Task goal
Quote the whole listing exactly. Leave the pictures out of your copy.
★ ★ ★ ★ ★
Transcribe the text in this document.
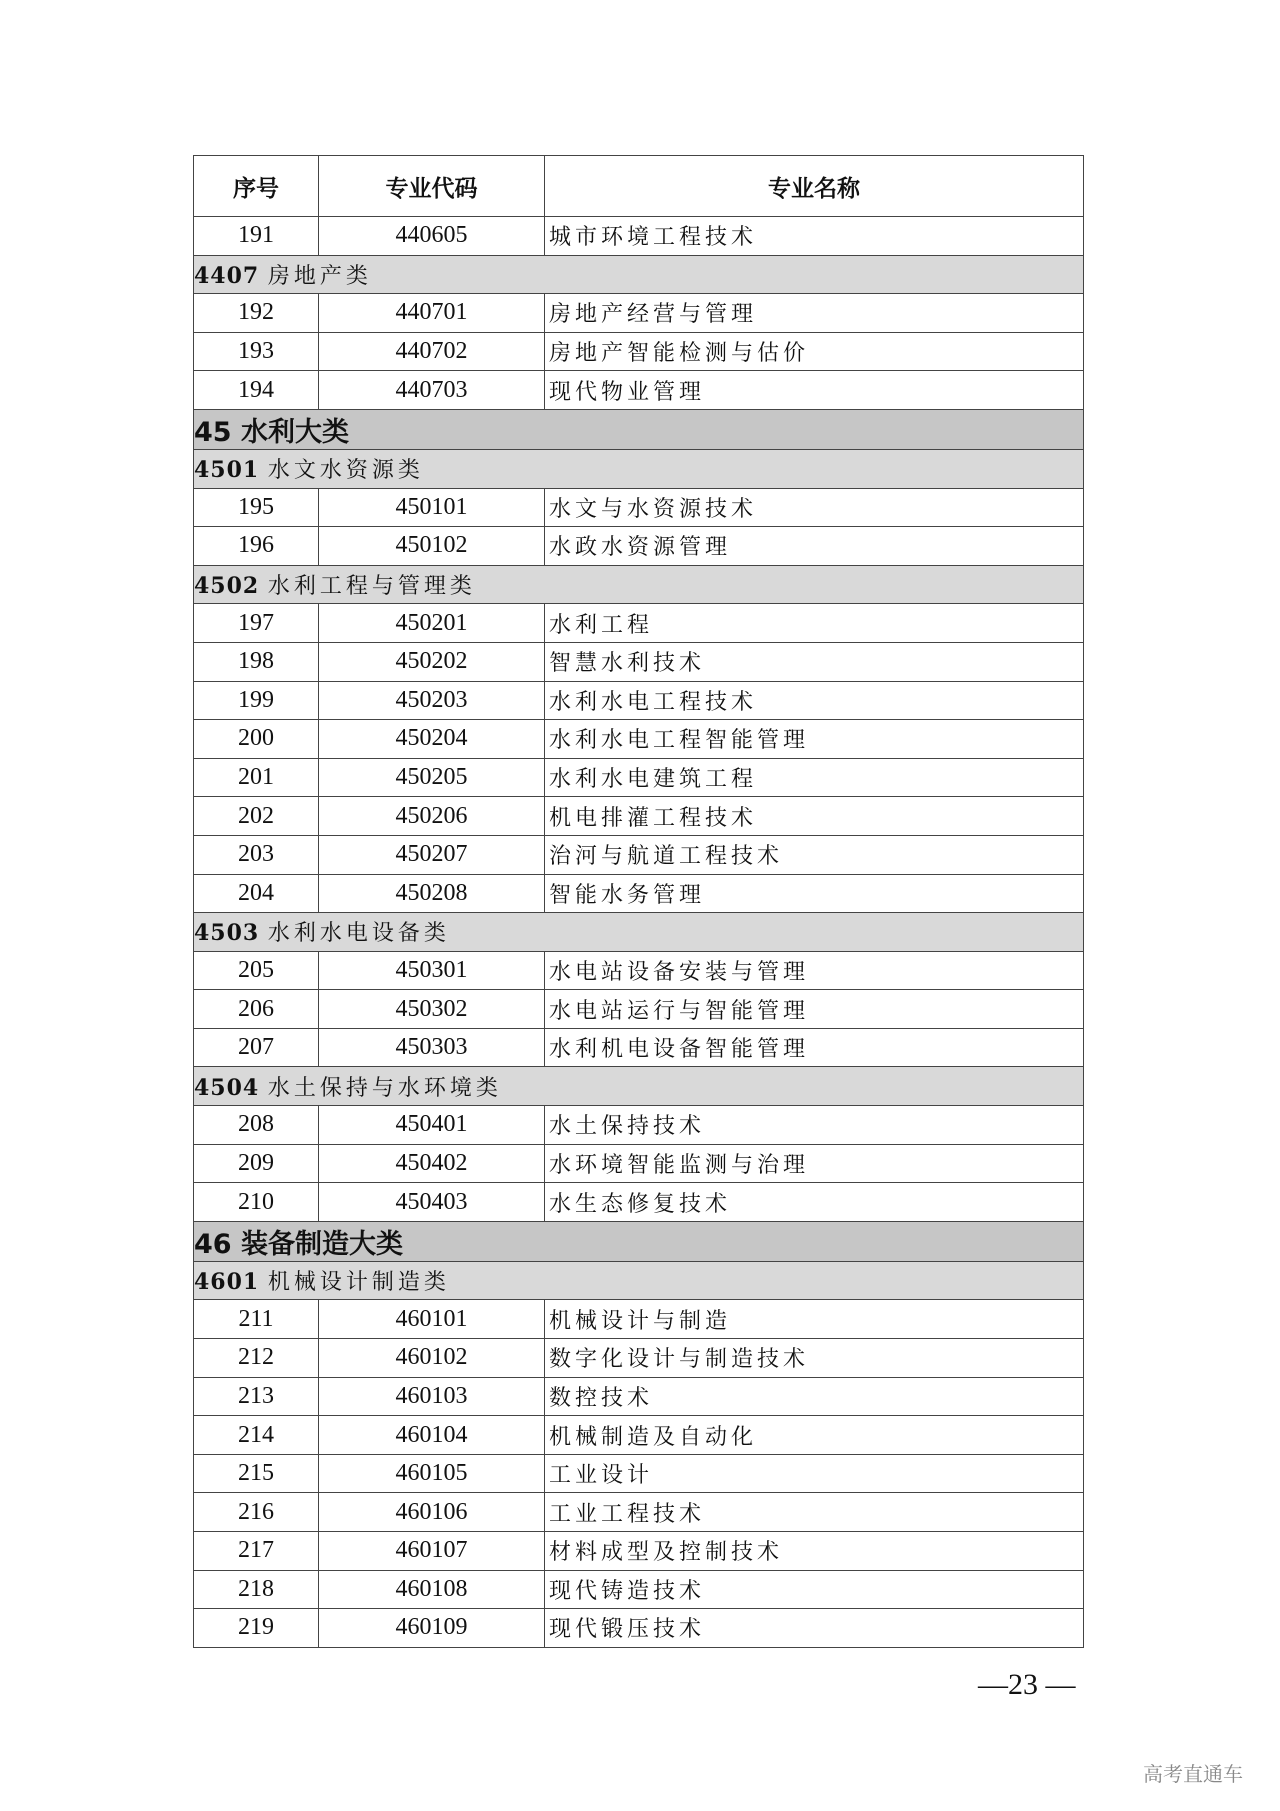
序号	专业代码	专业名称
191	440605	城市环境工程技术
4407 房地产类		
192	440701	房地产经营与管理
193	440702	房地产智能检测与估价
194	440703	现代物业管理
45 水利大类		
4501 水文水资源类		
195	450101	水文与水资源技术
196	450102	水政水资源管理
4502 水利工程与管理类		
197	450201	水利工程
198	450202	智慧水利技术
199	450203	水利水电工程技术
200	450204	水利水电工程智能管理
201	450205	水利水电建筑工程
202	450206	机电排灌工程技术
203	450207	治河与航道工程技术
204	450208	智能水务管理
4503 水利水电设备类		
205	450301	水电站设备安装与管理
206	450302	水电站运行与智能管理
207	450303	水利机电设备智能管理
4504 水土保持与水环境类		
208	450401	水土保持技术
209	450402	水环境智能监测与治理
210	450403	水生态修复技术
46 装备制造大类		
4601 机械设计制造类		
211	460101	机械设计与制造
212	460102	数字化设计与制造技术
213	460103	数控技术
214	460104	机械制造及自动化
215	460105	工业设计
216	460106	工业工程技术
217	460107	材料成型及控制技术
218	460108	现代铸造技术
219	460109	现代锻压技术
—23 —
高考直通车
★ ★ ★ ★ ★
Expected answer
Transcribe the text in this document.
序号	专业代码	专业名称
191	440605	城市环境工程技术
4407 房地产类		
192	440701	房地产经营与管理
193	440702	房地产智能检测与估价
194	440703	现代物业管理
45 水利大类		
4501 水文水资源类		
195	450101	水文与水资源技术
196	450102	水政水资源管理
4502 水利工程与管理类		
197	450201	水利工程
198	450202	智慧水利技术
199	450203	水利水电工程技术
200	450204	水利水电工程智能管理
201	450205	水利水电建筑工程
202	450206	机电排灌工程技术
203	450207	治河与航道工程技术
204	450208	智能水务管理
4503 水利水电设备类		
205	450301	水电站设备安装与管理
206	450302	水电站运行与智能管理
207	450303	水利机电设备智能管理
4504 水土保持与水环境类		
208	450401	水土保持技术
209	450402	水环境智能监测与治理
210	450403	水生态修复技术
46 装备制造大类		
4601 机械设计制造类		
211	460101	机械设计与制造
212	460102	数字化设计与制造技术
213	460103	数控技术
214	460104	机械制造及自动化
215	460105	工业设计
216	460106	工业工程技术
217	460107	材料成型及控制技术
218	460108	现代铸造技术
219	460109	现代锻压技术
—23 —
高考直通车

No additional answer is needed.